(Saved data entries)
----
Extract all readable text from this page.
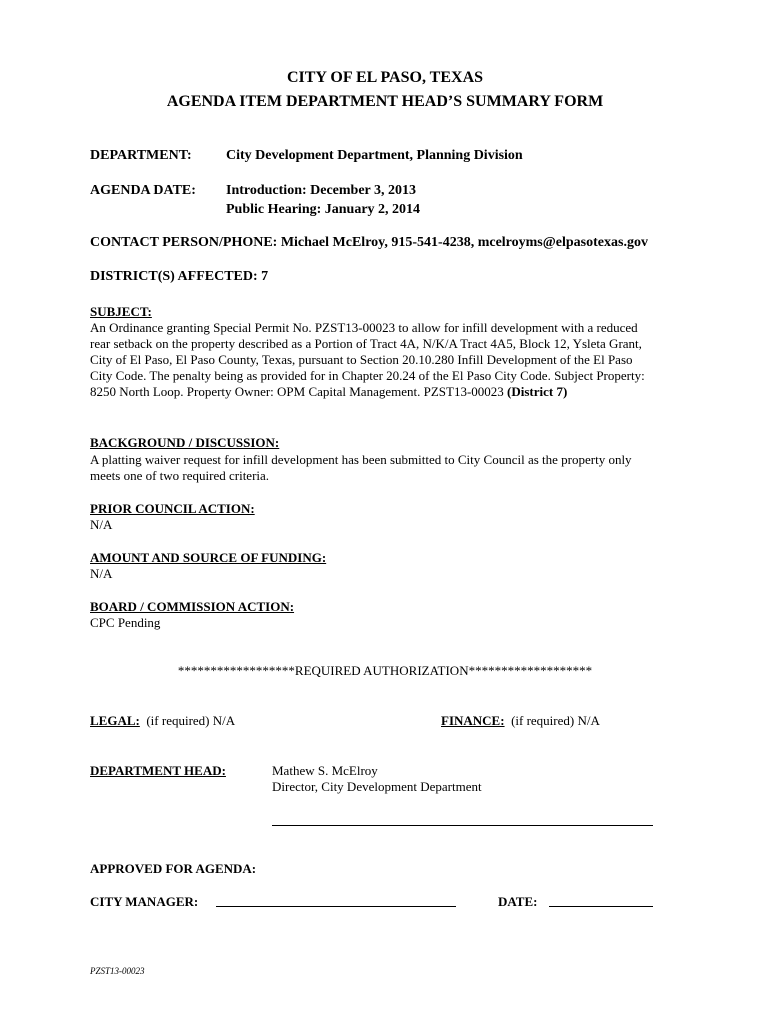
CITY OF EL PASO, TEXAS
AGENDA ITEM DEPARTMENT HEAD’S SUMMARY FORM
DEPARTMENT: City Development Department, Planning Division
AGENDA DATE: Introduction: December 3, 2013
Public Hearing: January 2, 2014
CONTACT PERSON/PHONE: Michael McElroy, 915-541-4238, mcelroyms@elpasotexas.gov
DISTRICT(S) AFFECTED: 7
SUBJECT:
An Ordinance granting Special Permit No. PZST13-00023 to allow for infill development with a reduced
rear setback on the property described as a Portion of Tract 4A, N/K/A Tract 4A5, Block 12, Ysleta Grant,
City of El Paso, El Paso County, Texas, pursuant to Section 20.10.280 Infill Development of the El Paso
City Code. The penalty being as provided for in Chapter 20.24 of the El Paso City Code. Subject Property:
8250 North Loop. Property Owner: OPM Capital Management. PZST13-00023 (District 7)
BACKGROUND / DISCUSSION:
A platting waiver request for infill development has been submitted to City Council as the property only
meets one of two required criteria.
PRIOR COUNCIL ACTION:
N/A
AMOUNT AND SOURCE OF FUNDING:
N/A
BOARD / COMMISSION ACTION:
CPC Pending
******************REQUIRED AUTHORIZATION*******************
LEGAL: (if required) N/A	FINANCE: (if required) N/A
DEPARTMENT HEAD:	Mathew S. McElroy
Director, City Development Department
APPROVED FOR AGENDA:
CITY MANAGER:	DATE:
PZST13-00023
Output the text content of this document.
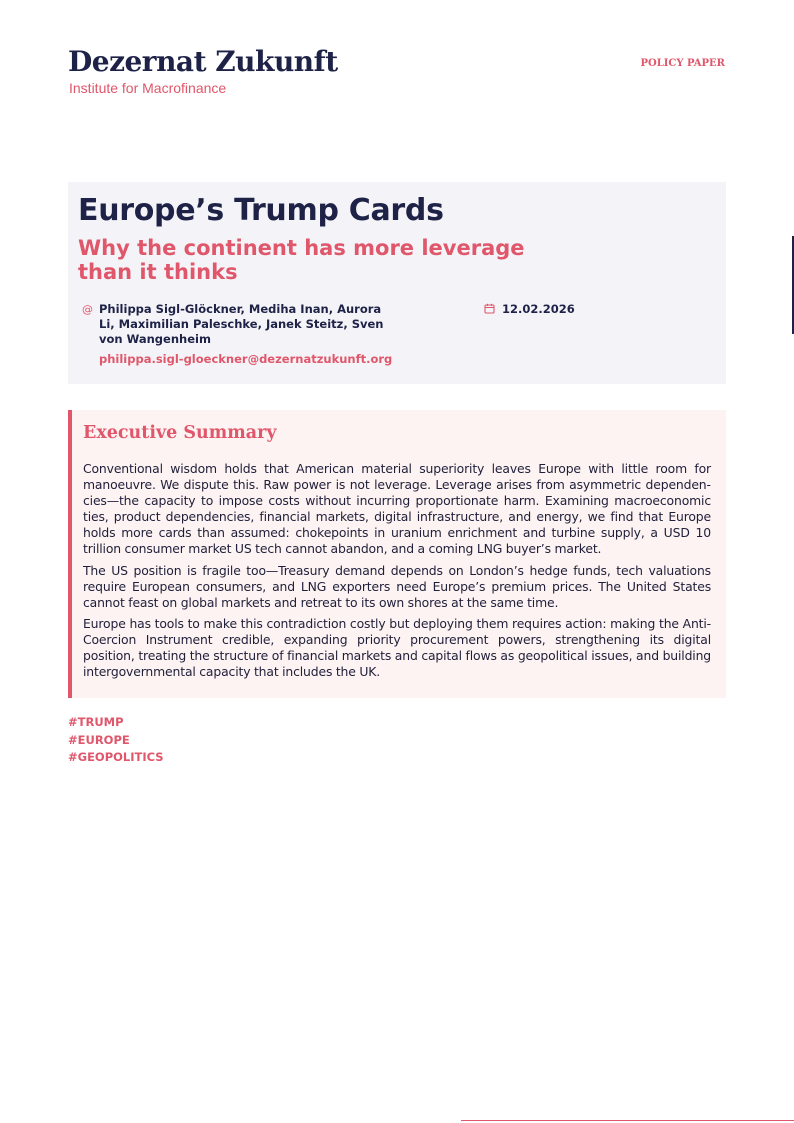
Dezernat Zukunft
Institute for Macrofinance
POLICY PAPER
Europe’s Trump Cards
Why the continent has more leverage than it thinks
@ Philippa Sigl-Glöckner, Mediha Inan, Aurora Li, Maximilian Paleschke, Janek Steitz, Sven von Wangenheim
philippa.sigl-gloeckner@dezernatzukunft.org
12.02.2026
Executive Summary

Conventional wisdom holds that American material superiority leaves Europe with little room for manoeuvre. We dispute this. Raw power is not leverage. Leverage arises from asymmetric dependencies—the capacity to impose costs without incurring proportionate harm. Examining macroeconomic ties, product dependencies, financial markets, digital infrastructure, and energy, we find that Europe holds more cards than assumed: chokepoints in uranium enrichment and turbine supply, a USD 10 trillion consumer market US tech cannot abandon, and a coming LNG buyer’s market.

The US position is fragile too—Treasury demand depends on London’s hedge funds, tech valuations require European consumers, and LNG exporters need Europe’s premium prices. The United States cannot feast on global markets and retreat to its own shores at the same time.

Europe has tools to make this contradiction costly but deploying them requires action: making the Anti-Coercion Instrument credible, expanding priority procurement powers, strengthening its digital position, treating the structure of financial markets and capital flows as geopolitical issues, and building intergovernmental capacity that includes the UK.

#TRUMP
#EUROPE
#GEOPOLITICS
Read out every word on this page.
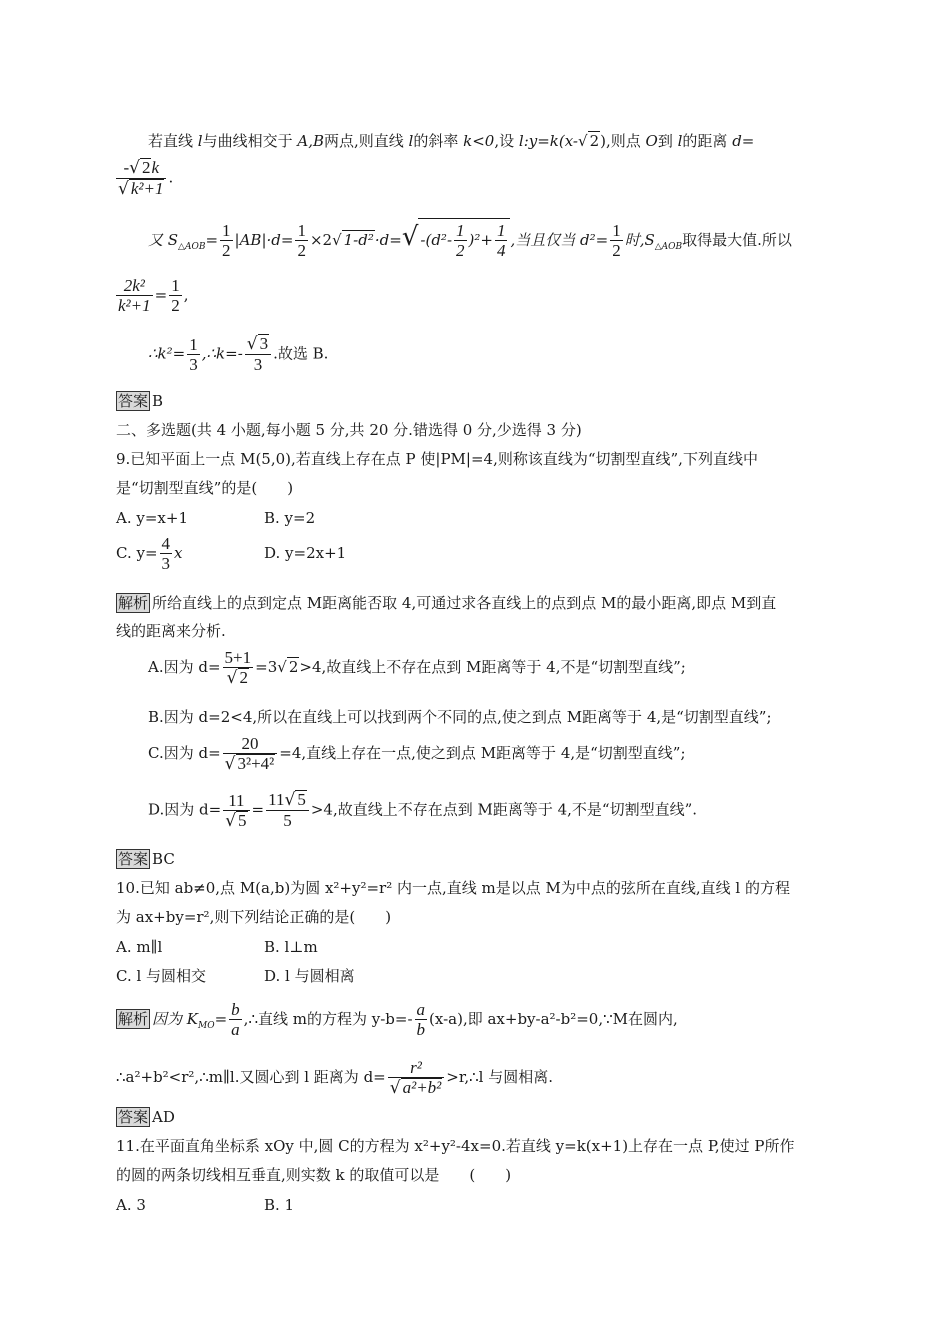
若直线 l与曲线相交于 A,B两点,则直线 l的斜率 k<0,设 l:y=k(x-√ 2),则点 O到 l的距离 d=
$\frac{-√ 2k}{\text{√ k²+1}}$ .
又 $S_{\triangle AOB}= \frac{1}{2} |AB|\cdot d= \frac{1}{2} \times 2√$ 1-d²·d=√ $-(d^2- \frac{1}{2} )^2+ \frac{1}{4}$ ,当且仅当 $d^2= \frac{1}{2}$ 时$,S_{\triangle AOB}$取得最大值.所以
$\frac{\text{2k²}}{\text{k²+1}} = \frac{1}{2}$ ,
∴k²= $\frac{1}{3}$ ,∴k=- $\frac{√ 3}{3}$ .故选 B.
答案 B
二、多选题(共 4 小题,每小题 5 分,共 20 分.错选得 0 分,少选得 3 分)
9.已知平面上一点 M(5,0),若直线上存在点 P 使|PM|=4,则称该直线为“切割型直线”,下列直线中
是“切割型直线”的是(　　)
A. y=x+1	B. y=2
C. $y= \frac{4}{3}$ x	D. y=2x+1
解析 所给直线上的点到定点 M距离能否取 4,可通过求各直线上的点到点 M的最小距离,即点 M到直
线的距离来分析.
A.因为 $d= \frac{5+1}{√ 2} =3√$ 2>4,故直线上不存在点到 M距离等于 4,不是“切割型直线”;
B.因为 d=2<4,所以在直线上可以找到两个不同的点,使之到点 M距离等于 4,是“切割型直线”;
C.因为 $d= \frac{20}{\text{√ 3²+4²}} =4$,直线上存在一点,使之到点 M距离等于 4,是“切割型直线”;
D.因为 $d= \frac{11}{√ 5} = \frac{11√ 5}{5} >4$,故直线上不存在点到 M距离等于 4,不是“切割型直线”.
答案 BC
10.已知 ab≠0,点 M(a,b)为圆 x²+y²=r² 内一点,直线 m是以点 M为中点的弦所在直线,直线 l 的方程
为 ax+by=r²,则下列结论正确的是(　　)
A. m∥l	B. l⊥m
C. l 与圆相交	D. l 与圆相离
解析 因为 $K_{MO}= \frac{b}{a}$ ,∴直线 m的方程为 $y-b=- \frac{a}{b} (x-a)$,即 ax+by-a²-b²=0,∵M在圆内,
∴a²+b²<r²,∴m∥l.又圆心到 l 距离为 $d= \frac{\text{r²}}{\text{√ a²+b²}}$ >r,∴l 与圆相离.
答案 AD
11.在平面直角坐标系 xOy 中,圆 C的方程为 x²+y²-4x=0.若直线 y=k(x+1)上存在一点 P,使过 P所作
的圆的两条切线相互垂直,则实数 k 的取值可以是　　(　　)
A. 3	B. 1
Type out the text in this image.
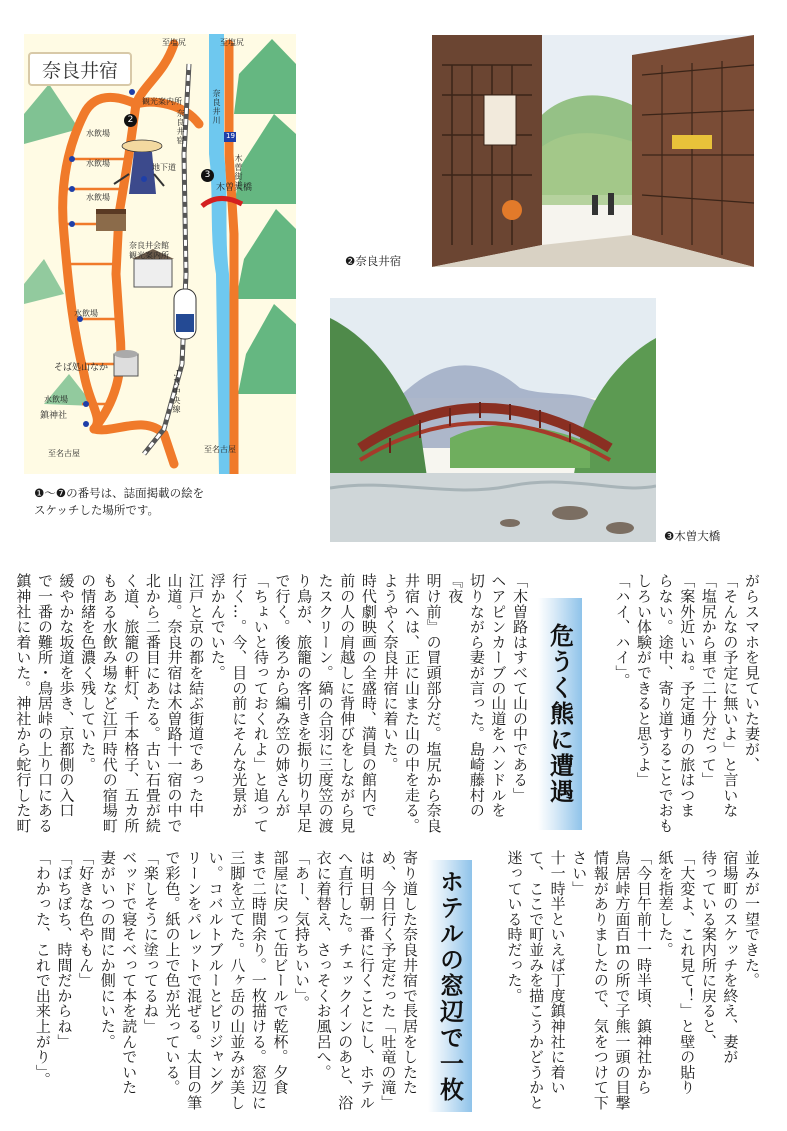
奈良井宿
至塩尻	至塩尻
観光案内所
水飲場
水飲場	地下道
水飲場
奈良井会館
観光案内所
水飲場
そば処山なか
水飲場
鎮神社
至名古屋	至名古屋
木曽大橋
19
奈良井川
奈良井宿
木曽街道
ＪＲ中央線
2
3
❶～❼の番号は、誌面掲載の絵を
スケッチした場所です。
❷奈良井宿
❸木曽大橋

がらスマホを見ていた妻が、

「そんなの予定に無いよ」と言いな

「塩尻から車で二十分だって」

「案外近いね。予定通りの旅はつま

らない。途中、寄り道することでおも

しろい体験ができると思うよ」

「ハイ、ハイ」。

危うく熊に遭遇

「木曽路はすべて山の中である」

ヘアピンカーブの山道をハンドルを

切りながら妻が言った。島崎藤村の『夜

明け前』の冒頭部分だ。塩尻から奈良

井宿へは、正に山また山の中を走る。

ようやく奈良井宿に着いた。

時代劇映画の全盛時、満員の館内で

前の人の肩越しに背伸びをしながら見

たスクリーン。縞の合羽に三度笠の渡

り鳥が、旅籠の客引きを振り切り早足

で行く。後ろから編み笠の姉さんが

「ちょいと待っておくれよ」と追って

行く…。今、目の前にそんな光景が

浮かんでいた。

江戸と京の都を結ぶ街道であった中

山道。奈良井宿は木曽路十一宿の中で

北から二番目にあたる。古い石畳が続

く道、旅籠の軒灯、千本格子、五カ所

もある水飲み場など江戸時代の宿場町

の情緒を色濃く残していた。

緩やかな坂道を歩き、京都側の入口

で一番の難所・鳥居峠の上り口にある

鎮神社に着いた。神社から蛇行した町

並みが一望できた。

宿場町のスケッチを終え、妻が

待っている案内所に戻ると、

「大変よ、これ見て！」と壁の貼り

紙を指差した。

「今日午前十一時半頃、鎮神社から

鳥居峠方面百ｍの所で子熊一頭の目撃

情報がありましたので、気をつけて下

さい」

十一時半といえば丁度鎮神社に着い

て、ここで町並みを描こうかどうかと

迷っている時だった。

ホテルの窓辺で一枚

寄り道した奈良井宿で長居をしたた

め、今日行く予定だった「吐竜の滝」

は明日朝一番に行くことにし、ホテル

へ直行した。チェックインのあと、浴

衣に着替え、さっそくお風呂へ。

「あー、気持ちいい」。

部屋に戻って缶ビールで乾杯。夕食

まで二時間余り。一枚描ける。窓辺に

三脚を立てた。八ヶ岳の山並みが美し

い。コバルトブルーとビリジャング

リーンをパレットで混ぜる。太目の筆

で彩色。紙の上で色が光っている。

「楽しそうに塗ってるね」

ベッドで寝そべって本を読んでいた

妻がいつの間にか側にいた。

「好きな色やもん」

「ぼちぼち、時間だからね」

「わかった、これで出来上がり」。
----
:: Work to do ::
Return all the lines that contain the string "more".

:: Task result ::
Why the continent has more leverage than it thinks
Conventional wisdom holds that American material superiority leaves Europe with little room for manoeuvre. We dispute this. Raw power is not leverage. Leverage arises from asymmetric dependencies—the capacity to impose costs without incurring proportionate harm. Examining macroeconomic ties, product dependencies, financial markets, digital infrastructure, and energy, we find that Europe holds more cards than assumed: chokepoints in uranium enrichment and turbine supply, a USD 10 trillion consumer market US tech cannot abandon, and a coming LNG buyer’s market.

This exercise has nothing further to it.